■ **RECORDS SHOWN**:
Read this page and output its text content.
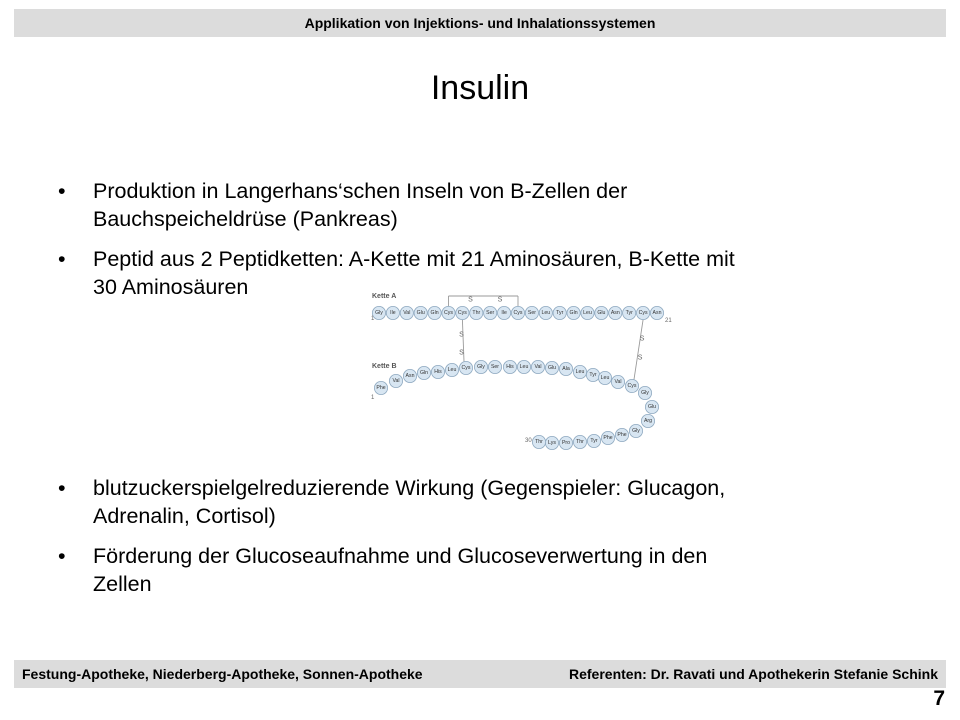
Applikation von Injektions- und Inhalationssystemen
Insulin
•	Produktion in Langerhans‘schen Inseln von B-Zellen der
Bauchspeicheldrüse (Pankreas)
•	Peptid aus 2 Peptidketten: A-Kette mit 21 Aminosäuren, B-Kette mit
30 Aminosäuren
S	S
S
S
S
S
Gly Ile Val Glu Gln Cys Cys Thr Ser Ile Cys Ser Leu Tyr Gln Leu Glu Asn Tyr Cys Asn
Phe
Val
Asn Gln His Leu Cys Gly Ser His Leu Val Glu Ala Leu Tyr Leu
Val
Cys
Gly
Glu
Arg
Gly
Phe
Phe
Tyr
Thr
Pro
Lys
Thr
Kette A
Kette B
1	21
1
30
•	blutzuckerspielgelreduzierende Wirkung (Gegenspieler: Glucagon,
Adrenalin, Cortisol)
•	Förderung der Glucoseaufnahme und Glucoseverwertung in den
Zellen
Festung-Apotheke, Niederberg-Apotheke, Sonnen-Apotheke	Referenten: Dr. Ravati und Apothekerin Stefanie Schink
7
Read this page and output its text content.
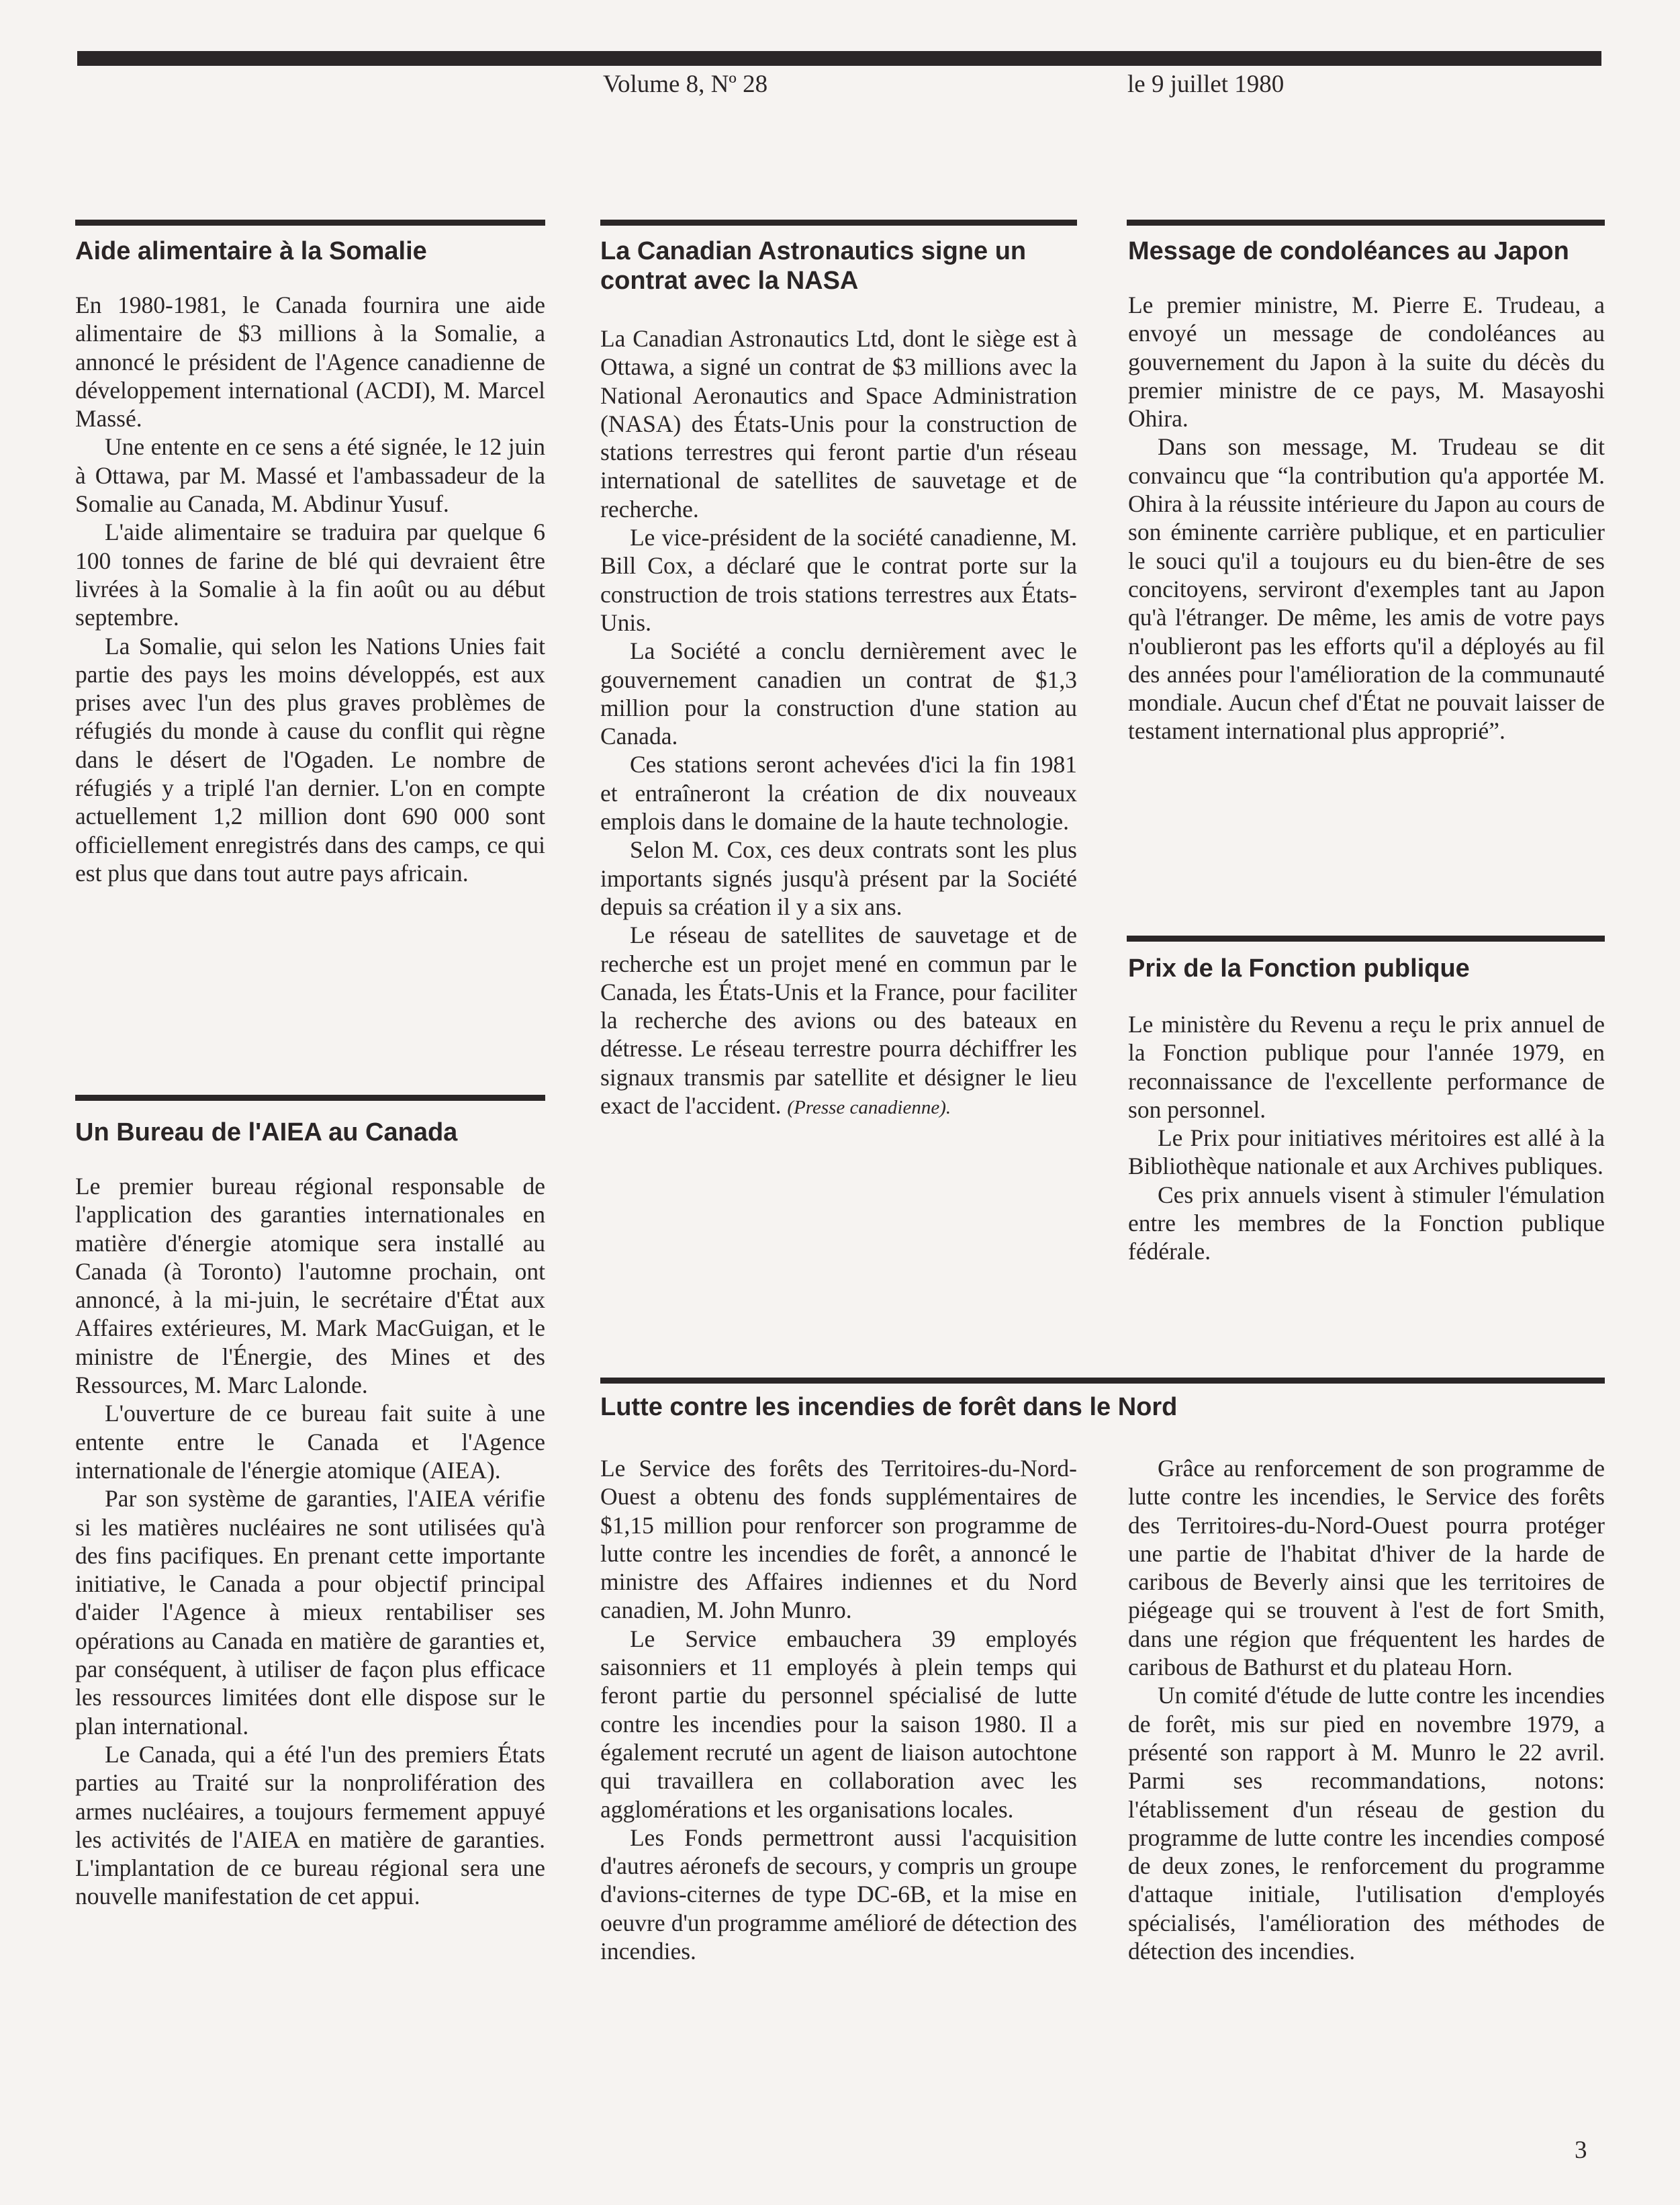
Volume 8, Nº 28	le 9 juillet 1980
Aide alimentaire à la Somalie

En 1980-1981, le Canada fournira une aide alimentaire de $3 millions à la Somalie, a annoncé le président de l'Agence canadienne de développement international (ACDI), M. Marcel Massé.

Une entente en ce sens a été signée, le 12 juin à Ottawa, par M. Massé et l'ambassadeur de la Somalie au Canada, M. Abdinur Yusuf.

L'aide alimentaire se traduira par quelque 6 100 tonnes de farine de blé qui devraient être livrées à la Somalie à la fin août ou au début septembre.

La Somalie, qui selon les Nations Unies fait partie des pays les moins développés, est aux prises avec l'un des plus graves problèmes de réfugiés du monde à cause du conflit qui règne dans le désert de l'Ogaden. Le nombre de réfugiés y a triplé l'an dernier. L'on en compte actuellement 1,2 million dont 690 000 sont officiellement enregistrés dans des camps, ce qui est plus que dans tout autre pays africain.

Un Bureau de l'AIEA au Canada

Le premier bureau régional responsable de l'application des garanties internationales en matière d'énergie atomique sera installé au Canada (à Toronto) l'automne prochain, ont annoncé, à la mi-juin, le secrétaire d'État aux Affaires extérieures, M. Mark MacGuigan, et le ministre de l'Énergie, des Mines et des Ressources, M. Marc Lalonde.

L'ouverture de ce bureau fait suite à une entente entre le Canada et l'Agence internationale de l'énergie atomique (AIEA).

Par son système de garanties, l'AIEA vérifie si les matières nucléaires ne sont utilisées qu'à des fins pacifiques. En prenant cette importante initiative, le Canada a pour objectif principal d'aider l'Agence à mieux rentabiliser ses opérations au Canada en matière de garanties et, par conséquent, à utiliser de façon plus efficace les ressources limitées dont elle dispose sur le plan international.

Le Canada, qui a été l'un des premiers États parties au Traité sur la nonprolifération des armes nucléaires, a toujours fermement appuyé les activités de l'AIEA en matière de garanties. L'implantation de ce bureau régional sera une nouvelle manifestation de cet appui.

La Canadian Astronautics signe un contrat avec la NASA

La Canadian Astronautics Ltd, dont le siège est à Ottawa, a signé un contrat de $3 millions avec la National Aeronautics and Space Administration (NASA) des États-Unis pour la construction de stations terrestres qui feront partie d'un réseau international de satellites de sauvetage et de recherche.

Le vice-président de la société canadienne, M. Bill Cox, a déclaré que le contrat porte sur la construction de trois stations terrestres aux États-Unis.

La Société a conclu dernièrement avec le gouvernement canadien un contrat de $1,3 million pour la construction d'une station au Canada.

Ces stations seront achevées d'ici la fin 1981 et entraîneront la création de dix nouveaux emplois dans le domaine de la haute technologie.

Selon M. Cox, ces deux contrats sont les plus importants signés jusqu'à présent par la Société depuis sa création il y a six ans.

Le réseau de satellites de sauvetage et de recherche est un projet mené en commun par le Canada, les États-Unis et la France, pour faciliter la recherche des avions ou des bateaux en détresse. Le réseau terrestre pourra déchiffrer les signaux transmis par satellite et désigner le lieu exact de l'accident. (Presse canadienne).

Message de condoléances au Japon

Le premier ministre, M. Pierre E. Trudeau, a envoyé un message de condoléances au gouvernement du Japon à la suite du décès du premier ministre de ce pays, M. Masayoshi Ohira.

Dans son message, M. Trudeau se dit convaincu que “la contribution qu'a apportée M. Ohira à la réussite intérieure du Japon au cours de son éminente carrière publique, et en particulier le souci qu'il a toujours eu du bien-être de ses concitoyens, serviront d'exemples tant au Japon qu'à l'étranger. De même, les amis de votre pays n'oublieront pas les efforts qu'il a déployés au fil des années pour l'amélioration de la communauté mondiale. Aucun chef d'État ne pouvait laisser de testament international plus approprié”.

Prix de la Fonction publique

Le ministère du Revenu a reçu le prix annuel de la Fonction publique pour l'année 1979, en reconnaissance de l'excellente performance de son personnel.

Le Prix pour initiatives méritoires est allé à la Bibliothèque nationale et aux Archives publiques.

Ces prix annuels visent à stimuler l'émulation entre les membres de la Fonction publique fédérale.

Lutte contre les incendies de forêt dans le Nord

Le Service des forêts des Territoires-du-Nord-Ouest a obtenu des fonds supplémentaires de $1,15 million pour renforcer son programme de lutte contre les incendies de forêt, a annoncé le ministre des Affaires indiennes et du Nord canadien, M. John Munro.

Le Service embauchera 39 employés saisonniers et 11 employés à plein temps qui feront partie du personnel spécialisé de lutte contre les incendies pour la saison 1980. Il a également recruté un agent de liaison autochtone qui travaillera en collaboration avec les agglomérations et les organisations locales.

Les Fonds permettront aussi l'acquisition d'autres aéronefs de secours, y compris un groupe d'avions-citernes de type DC-6B, et la mise en oeuvre d'un programme amélioré de détection des incendies.

Grâce au renforcement de son programme de lutte contre les incendies, le Service des forêts des Territoires-du-Nord-Ouest pourra protéger une partie de l'habitat d'hiver de la harde de caribous de Beverly ainsi que les territoires de piégeage qui se trouvent à l'est de fort Smith, dans une région que fréquentent les hardes de caribous de Bathurst et du plateau Horn.

Un comité d'étude de lutte contre les incendies de forêt, mis sur pied en novembre 1979, a présenté son rapport à M. Munro le 22 avril. Parmi ses recommandations, notons: l'établissement d'un réseau de gestion du programme de lutte contre les incendies composé de deux zones, le renforcement du programme d'attaque initiale, l'utilisation d'employés spécialisés, l'amélioration des méthodes de détection des incendies.

3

■ **WHAT THE TASK REQUIRES**: Output every entry exactly as given; pictures are not part of the copy.

■ **RESPONSE TO THE EXERCISE**:
Read this page and output its text content.
Applikation von Injektions- und Inhalationssystemen
Insulin
•	Produktion in Langerhans‘schen Inseln von B-Zellen der
Bauchspeicheldrüse (Pankreas)
•	Peptid aus 2 Peptidketten: A-Kette mit 21 Aminosäuren, B-Kette mit
30 Aminosäuren
S	S
S
S
S
S
Gly Ile Val Glu Gln Cys Cys Thr Ser Ile Cys Ser Leu Tyr Gln Leu Glu Asn Tyr Cys Asn
Phe
Val
Asn Gln His Leu Cys Gly Ser His Leu Val Glu Ala Leu Tyr Leu
Val
Cys
Gly
Glu
Arg
Gly
Phe
Phe
Tyr
Thr
Pro
Lys
Thr
Kette A
Kette B
1	21
1
30
•	blutzuckerspielgelreduzierende Wirkung (Gegenspieler: Glucagon,
Adrenalin, Cortisol)
•	Förderung der Glucoseaufnahme und Glucoseverwertung in den
Zellen
Festung-Apotheke, Niederberg-Apotheke, Sonnen-Apotheke	Referenten: Dr. Ravati und Apothekerin Stefanie Schink
7
Read this page and output its text content.
Volume 8, Nº 28	le 9 juillet 1980
Aide alimentaire à la Somalie

En 1980-1981, le Canada fournira une aide alimentaire de $3 millions à la Somalie, a annoncé le président de l'Agence canadienne de développement international (ACDI), M. Marcel Massé.

Une entente en ce sens a été signée, le 12 juin à Ottawa, par M. Massé et l'ambassadeur de la Somalie au Canada, M. Abdinur Yusuf.

L'aide alimentaire se traduira par quelque 6 100 tonnes de farine de blé qui devraient être livrées à la Somalie à la fin août ou au début septembre.

La Somalie, qui selon les Nations Unies fait partie des pays les moins développés, est aux prises avec l'un des plus graves problèmes de réfugiés du monde à cause du conflit qui règne dans le désert de l'Ogaden. Le nombre de réfugiés y a triplé l'an dernier. L'on en compte actuellement 1,2 million dont 690 000 sont officiellement enregistrés dans des camps, ce qui est plus que dans tout autre pays africain.

Un Bureau de l'AIEA au Canada

Le premier bureau régional responsable de l'application des garanties internationales en matière d'énergie atomique sera installé au Canada (à Toronto) l'automne prochain, ont annoncé, à la mi-juin, le secrétaire d'État aux Affaires extérieures, M. Mark MacGuigan, et le ministre de l'Énergie, des Mines et des Ressources, M. Marc Lalonde.

L'ouverture de ce bureau fait suite à une entente entre le Canada et l'Agence internationale de l'énergie atomique (AIEA).

Par son système de garanties, l'AIEA vérifie si les matières nucléaires ne sont utilisées qu'à des fins pacifiques. En prenant cette importante initiative, le Canada a pour objectif principal d'aider l'Agence à mieux rentabiliser ses opérations au Canada en matière de garanties et, par conséquent, à utiliser de façon plus efficace les ressources limitées dont elle dispose sur le plan international.

Le Canada, qui a été l'un des premiers États parties au Traité sur la nonprolifération des armes nucléaires, a toujours fermement appuyé les activités de l'AIEA en matière de garanties. L'implantation de ce bureau régional sera une nouvelle manifestation de cet appui.

La Canadian Astronautics signe un contrat avec la NASA

La Canadian Astronautics Ltd, dont le siège est à Ottawa, a signé un contrat de $3 millions avec la National Aeronautics and Space Administration (NASA) des États-Unis pour la construction de stations terrestres qui feront partie d'un réseau international de satellites de sauvetage et de recherche.

Le vice-président de la société canadienne, M. Bill Cox, a déclaré que le contrat porte sur la construction de trois stations terrestres aux États-Unis.

La Société a conclu dernièrement avec le gouvernement canadien un contrat de $1,3 million pour la construction d'une station au Canada.

Ces stations seront achevées d'ici la fin 1981 et entraîneront la création de dix nouveaux emplois dans le domaine de la haute technologie.

Selon M. Cox, ces deux contrats sont les plus importants signés jusqu'à présent par la Société depuis sa création il y a six ans.

Le réseau de satellites de sauvetage et de recherche est un projet mené en commun par le Canada, les États-Unis et la France, pour faciliter la recherche des avions ou des bateaux en détresse. Le réseau terrestre pourra déchiffrer les signaux transmis par satellite et désigner le lieu exact de l'accident. (Presse canadienne).

Message de condoléances au Japon

Le premier ministre, M. Pierre E. Trudeau, a envoyé un message de condoléances au gouvernement du Japon à la suite du décès du premier ministre de ce pays, M. Masayoshi Ohira.

Dans son message, M. Trudeau se dit convaincu que “la contribution qu'a apportée M. Ohira à la réussite intérieure du Japon au cours de son éminente carrière publique, et en particulier le souci qu'il a toujours eu du bien-être de ses concitoyens, serviront d'exemples tant au Japon qu'à l'étranger. De même, les amis de votre pays n'oublieront pas les efforts qu'il a déployés au fil des années pour l'amélioration de la communauté mondiale. Aucun chef d'État ne pouvait laisser de testament international plus approprié”.

Prix de la Fonction publique

Le ministère du Revenu a reçu le prix annuel de la Fonction publique pour l'année 1979, en reconnaissance de l'excellente performance de son personnel.

Le Prix pour initiatives méritoires est allé à la Bibliothèque nationale et aux Archives publiques.

Ces prix annuels visent à stimuler l'émulation entre les membres de la Fonction publique fédérale.

Lutte contre les incendies de forêt dans le Nord

Le Service des forêts des Territoires-du-Nord-Ouest a obtenu des fonds supplémentaires de $1,15 million pour renforcer son programme de lutte contre les incendies de forêt, a annoncé le ministre des Affaires indiennes et du Nord canadien, M. John Munro.

Le Service embauchera 39 employés saisonniers et 11 employés à plein temps qui feront partie du personnel spécialisé de lutte contre les incendies pour la saison 1980. Il a également recruté un agent de liaison autochtone qui travaillera en collaboration avec les agglomérations et les organisations locales.

Les Fonds permettront aussi l'acquisition d'autres aéronefs de secours, y compris un groupe d'avions-citernes de type DC-6B, et la mise en oeuvre d'un programme amélioré de détection des incendies.

Grâce au renforcement de son programme de lutte contre les incendies, le Service des forêts des Territoires-du-Nord-Ouest pourra protéger une partie de l'habitat d'hiver de la harde de caribous de Beverly ainsi que les territoires de piégeage qui se trouvent à l'est de fort Smith, dans une région que fréquentent les hardes de caribous de Bathurst et du plateau Horn.

Un comité d'étude de lutte contre les incendies de forêt, mis sur pied en novembre 1979, a présenté son rapport à M. Munro le 22 avril. Parmi ses recommandations, notons: l'établissement d'un réseau de gestion du programme de lutte contre les incendies composé de deux zones, le renforcement du programme d'attaque initiale, l'utilisation d'employés spécialisés, l'amélioration des méthodes de détection des incendies.

3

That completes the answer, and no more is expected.